Records from a collection
== Segment start ==

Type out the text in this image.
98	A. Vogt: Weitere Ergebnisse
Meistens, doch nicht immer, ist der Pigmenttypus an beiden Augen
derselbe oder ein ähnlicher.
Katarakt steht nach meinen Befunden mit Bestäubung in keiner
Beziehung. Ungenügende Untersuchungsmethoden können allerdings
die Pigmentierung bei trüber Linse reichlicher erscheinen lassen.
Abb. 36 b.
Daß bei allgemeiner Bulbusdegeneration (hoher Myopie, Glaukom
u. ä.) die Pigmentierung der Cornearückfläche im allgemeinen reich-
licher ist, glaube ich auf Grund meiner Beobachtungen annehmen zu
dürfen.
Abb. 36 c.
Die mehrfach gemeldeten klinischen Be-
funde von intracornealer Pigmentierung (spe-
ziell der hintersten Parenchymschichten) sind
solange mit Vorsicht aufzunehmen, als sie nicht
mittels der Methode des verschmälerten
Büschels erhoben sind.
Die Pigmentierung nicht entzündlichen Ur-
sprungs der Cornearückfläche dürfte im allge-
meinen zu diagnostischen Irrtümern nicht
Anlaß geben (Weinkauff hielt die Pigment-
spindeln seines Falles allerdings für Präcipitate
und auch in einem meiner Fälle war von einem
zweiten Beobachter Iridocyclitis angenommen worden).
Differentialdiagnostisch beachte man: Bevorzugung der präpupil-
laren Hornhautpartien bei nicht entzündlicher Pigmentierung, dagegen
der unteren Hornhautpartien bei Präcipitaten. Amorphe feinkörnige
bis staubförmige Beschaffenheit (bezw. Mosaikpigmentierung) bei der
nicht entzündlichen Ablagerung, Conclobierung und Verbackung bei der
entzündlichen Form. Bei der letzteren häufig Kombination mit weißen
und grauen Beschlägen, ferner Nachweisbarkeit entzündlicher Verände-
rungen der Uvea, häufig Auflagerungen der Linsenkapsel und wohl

== Segment end ==

Compute the number of lines in the entries above that hold the word "entzündlicher"; the answer must contain nothing else.

2